- Prompt: Determine how many lines include the string "icon". Output that number only.

- Extracted records:

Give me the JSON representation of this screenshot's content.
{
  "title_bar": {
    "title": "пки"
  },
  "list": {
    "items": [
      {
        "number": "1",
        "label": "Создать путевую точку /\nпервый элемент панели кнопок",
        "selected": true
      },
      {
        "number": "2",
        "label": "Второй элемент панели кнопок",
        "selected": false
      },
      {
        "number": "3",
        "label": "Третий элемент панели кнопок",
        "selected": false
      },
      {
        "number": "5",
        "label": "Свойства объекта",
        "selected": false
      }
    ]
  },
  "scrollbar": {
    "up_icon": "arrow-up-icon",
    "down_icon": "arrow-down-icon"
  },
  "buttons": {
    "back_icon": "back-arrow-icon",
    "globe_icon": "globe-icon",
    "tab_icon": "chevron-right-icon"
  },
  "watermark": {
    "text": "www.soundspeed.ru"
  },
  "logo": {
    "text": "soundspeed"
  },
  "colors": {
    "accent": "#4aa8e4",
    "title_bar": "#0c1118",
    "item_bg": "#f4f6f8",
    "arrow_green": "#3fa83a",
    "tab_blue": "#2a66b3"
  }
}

---

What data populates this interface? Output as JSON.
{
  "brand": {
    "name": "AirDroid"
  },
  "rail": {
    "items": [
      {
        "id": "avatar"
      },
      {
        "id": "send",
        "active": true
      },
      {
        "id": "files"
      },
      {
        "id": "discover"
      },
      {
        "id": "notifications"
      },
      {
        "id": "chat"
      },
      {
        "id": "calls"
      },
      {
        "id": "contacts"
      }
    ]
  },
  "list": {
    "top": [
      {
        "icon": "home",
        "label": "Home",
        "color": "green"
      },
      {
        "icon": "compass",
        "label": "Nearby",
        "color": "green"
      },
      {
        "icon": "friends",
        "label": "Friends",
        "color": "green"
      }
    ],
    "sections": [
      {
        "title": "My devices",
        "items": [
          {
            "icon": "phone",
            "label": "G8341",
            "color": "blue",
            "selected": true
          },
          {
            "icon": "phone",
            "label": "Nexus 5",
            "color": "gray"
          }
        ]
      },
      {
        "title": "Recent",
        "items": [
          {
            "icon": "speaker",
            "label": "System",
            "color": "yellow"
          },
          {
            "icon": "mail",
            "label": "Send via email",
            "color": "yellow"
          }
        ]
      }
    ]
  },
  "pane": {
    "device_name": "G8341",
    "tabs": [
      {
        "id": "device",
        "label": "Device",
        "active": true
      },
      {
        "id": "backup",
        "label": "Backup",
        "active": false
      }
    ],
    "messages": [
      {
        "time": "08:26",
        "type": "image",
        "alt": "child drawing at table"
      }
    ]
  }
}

- Response below: 12